▶ _Source passage_
════

Video of the Day, 10/12/06

The Girl and I went out on a date tonight. It’s tough to go out on a date when you’re in a long-term relationship. I suppose if we were married, and had a kid, and hired a sitter for the night, it would feel like a date, but honestly, what determines what is a date and what is simply hanging out within a few feet of each other outside the house? It’s a tough call.

One one hand, it’s all a matter of perspective, I know. Time together is time together and tonight was only a “date” because we made a point of calling it that. But we called it a date because I also realize that The Girl, like most women, feel the need every once in a while to “dress up” and “look nice” and “go somewhere that’s not Uno’s”, because women are weird. So whatever, I put up with it because I come home a lot of times to find she’s already started cooking, and that’s excellent. So yea, she wants to call it a date? I’ll call it a date.

So we’re at the restaurant and we order a bottle of wine. She looks good, and I look good, because hell, I always look good damnit. We pour over the wine list and choose one. A sauvignon blanc. It features gooseberry and grapefruits touches with a crisp finish. (I know this not due to anything but reading the label. I’m not that “Sideways” dude or nuttin’.) And it’s yummy and lasts us both the entrée and the dessert and we write down the name so we can grab it in the future.

And while drinking this particular wine, I took a moment to recognize how far I’ve come as a drinker. After all, a decade ago, my tastes weren’t so refined. I didn’t look for gooseberries, raspberries, BooBerries, or any type of beery in my wine. I looked for one thing and one thing only when it came to wine: a cheap-ass price tag. And no wine provided more drunk for the buck that good ol’ Franzia: the wine in a bag in a box.

════

▶ _Set exercise 1_
Quote the date-night post word for word, starting at "And while drinking" and ending at "bag in a box.".
▶ _Set exercise 2_
Translate this sentence from the date-night post into Spanish: "It’s tough to go out on a date when you’re in a long-term relationship."
None of the items are needed for this work.

════

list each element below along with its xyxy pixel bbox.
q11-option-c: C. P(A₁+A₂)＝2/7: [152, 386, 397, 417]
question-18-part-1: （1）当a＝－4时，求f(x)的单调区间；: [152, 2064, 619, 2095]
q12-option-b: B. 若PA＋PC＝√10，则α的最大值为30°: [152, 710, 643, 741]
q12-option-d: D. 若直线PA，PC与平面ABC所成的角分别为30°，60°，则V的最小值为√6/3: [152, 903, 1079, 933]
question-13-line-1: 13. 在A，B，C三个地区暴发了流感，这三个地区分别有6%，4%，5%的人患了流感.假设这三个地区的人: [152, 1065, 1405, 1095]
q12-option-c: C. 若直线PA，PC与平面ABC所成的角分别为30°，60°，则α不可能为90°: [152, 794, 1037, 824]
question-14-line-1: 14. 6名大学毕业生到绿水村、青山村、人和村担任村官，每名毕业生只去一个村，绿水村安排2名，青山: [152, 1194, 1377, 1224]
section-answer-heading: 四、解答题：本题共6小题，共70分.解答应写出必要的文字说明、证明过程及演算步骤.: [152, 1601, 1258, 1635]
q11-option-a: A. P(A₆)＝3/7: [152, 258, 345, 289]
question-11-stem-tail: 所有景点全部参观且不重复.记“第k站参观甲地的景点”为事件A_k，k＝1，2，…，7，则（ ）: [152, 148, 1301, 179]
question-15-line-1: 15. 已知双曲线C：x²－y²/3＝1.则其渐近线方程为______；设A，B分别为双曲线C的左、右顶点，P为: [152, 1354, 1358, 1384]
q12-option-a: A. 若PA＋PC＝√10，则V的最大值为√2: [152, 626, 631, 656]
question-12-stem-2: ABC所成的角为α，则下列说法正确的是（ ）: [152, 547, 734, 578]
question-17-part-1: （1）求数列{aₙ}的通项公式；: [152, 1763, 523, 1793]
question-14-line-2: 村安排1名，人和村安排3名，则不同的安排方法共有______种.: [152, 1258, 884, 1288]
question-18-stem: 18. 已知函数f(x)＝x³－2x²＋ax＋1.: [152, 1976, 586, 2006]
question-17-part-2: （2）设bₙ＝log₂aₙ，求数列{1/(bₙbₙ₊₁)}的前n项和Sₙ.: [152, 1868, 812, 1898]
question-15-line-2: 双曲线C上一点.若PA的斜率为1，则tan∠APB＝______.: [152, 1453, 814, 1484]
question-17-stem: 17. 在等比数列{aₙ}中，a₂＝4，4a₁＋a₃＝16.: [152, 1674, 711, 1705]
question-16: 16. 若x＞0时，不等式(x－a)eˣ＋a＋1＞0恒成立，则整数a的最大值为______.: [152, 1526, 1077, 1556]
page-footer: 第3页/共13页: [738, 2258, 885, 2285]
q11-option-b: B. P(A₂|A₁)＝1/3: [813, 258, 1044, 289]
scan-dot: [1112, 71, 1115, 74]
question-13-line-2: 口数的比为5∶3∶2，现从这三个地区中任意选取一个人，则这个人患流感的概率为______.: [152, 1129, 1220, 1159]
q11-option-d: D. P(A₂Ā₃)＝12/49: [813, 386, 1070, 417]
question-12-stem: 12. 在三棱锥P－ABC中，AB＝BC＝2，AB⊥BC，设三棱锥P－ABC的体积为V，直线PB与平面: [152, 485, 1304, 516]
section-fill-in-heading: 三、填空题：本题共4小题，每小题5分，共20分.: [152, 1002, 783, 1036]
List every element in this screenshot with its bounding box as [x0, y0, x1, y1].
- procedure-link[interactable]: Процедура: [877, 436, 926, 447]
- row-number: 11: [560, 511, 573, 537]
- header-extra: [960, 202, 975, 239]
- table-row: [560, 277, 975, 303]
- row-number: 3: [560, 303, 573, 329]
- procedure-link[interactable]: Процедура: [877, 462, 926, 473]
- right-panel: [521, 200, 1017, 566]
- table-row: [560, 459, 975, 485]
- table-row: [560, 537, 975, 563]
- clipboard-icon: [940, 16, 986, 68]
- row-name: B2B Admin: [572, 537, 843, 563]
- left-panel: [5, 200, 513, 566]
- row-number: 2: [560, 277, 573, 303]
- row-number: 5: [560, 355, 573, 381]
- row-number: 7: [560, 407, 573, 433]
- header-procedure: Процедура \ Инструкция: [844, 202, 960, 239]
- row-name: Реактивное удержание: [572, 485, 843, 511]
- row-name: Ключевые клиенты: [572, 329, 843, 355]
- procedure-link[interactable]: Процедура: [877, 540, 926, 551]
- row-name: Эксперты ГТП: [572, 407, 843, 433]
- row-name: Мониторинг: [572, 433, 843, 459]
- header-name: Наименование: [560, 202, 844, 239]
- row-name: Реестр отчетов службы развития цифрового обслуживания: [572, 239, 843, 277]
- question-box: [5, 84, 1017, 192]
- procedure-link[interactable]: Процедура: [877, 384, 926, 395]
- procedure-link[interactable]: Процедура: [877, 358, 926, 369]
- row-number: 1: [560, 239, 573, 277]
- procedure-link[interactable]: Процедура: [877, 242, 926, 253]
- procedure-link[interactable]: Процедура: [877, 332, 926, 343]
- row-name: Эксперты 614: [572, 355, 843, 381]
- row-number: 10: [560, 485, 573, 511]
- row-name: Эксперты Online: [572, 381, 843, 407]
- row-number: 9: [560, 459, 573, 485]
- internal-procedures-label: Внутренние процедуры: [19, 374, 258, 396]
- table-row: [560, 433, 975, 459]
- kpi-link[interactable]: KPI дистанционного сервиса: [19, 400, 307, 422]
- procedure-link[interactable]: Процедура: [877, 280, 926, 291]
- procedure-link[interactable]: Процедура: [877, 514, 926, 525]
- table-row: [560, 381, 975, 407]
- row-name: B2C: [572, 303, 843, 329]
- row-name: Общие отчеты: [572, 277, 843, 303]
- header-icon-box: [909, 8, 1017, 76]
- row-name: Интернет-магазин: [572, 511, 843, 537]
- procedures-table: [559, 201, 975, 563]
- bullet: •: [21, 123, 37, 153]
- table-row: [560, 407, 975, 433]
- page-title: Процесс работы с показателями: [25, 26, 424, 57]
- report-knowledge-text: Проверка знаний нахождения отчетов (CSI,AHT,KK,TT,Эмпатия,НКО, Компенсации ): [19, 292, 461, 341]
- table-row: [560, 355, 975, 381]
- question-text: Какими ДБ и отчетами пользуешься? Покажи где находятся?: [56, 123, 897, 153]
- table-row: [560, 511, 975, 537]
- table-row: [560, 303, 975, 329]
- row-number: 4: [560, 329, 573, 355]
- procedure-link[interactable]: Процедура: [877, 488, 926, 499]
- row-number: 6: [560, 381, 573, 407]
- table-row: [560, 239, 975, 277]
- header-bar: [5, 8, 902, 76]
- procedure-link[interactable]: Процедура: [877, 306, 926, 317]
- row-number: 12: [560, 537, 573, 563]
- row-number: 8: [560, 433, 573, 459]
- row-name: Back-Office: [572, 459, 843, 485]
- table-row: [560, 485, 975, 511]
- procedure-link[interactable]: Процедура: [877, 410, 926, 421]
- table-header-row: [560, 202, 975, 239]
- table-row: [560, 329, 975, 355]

════

▶ _Exercise response 1_
And while drinking this particular wine, I took a moment to recognize how far I’ve come as a drinker. After all, a decade ago, my tastes weren’t so refined. I didn’t look for gooseberries, raspberries, BooBerries, or any type of beery in my wine. I looked for one thing and one thing only when it came to wine: a cheap-ass price tag. And no wine provided more drunk for the buck that good ol’ Franzia: the wine in a bag in a box.

▶ _Exercise response 2_
Es difícil salir en una cita cuando estás en una relación de largo plazo.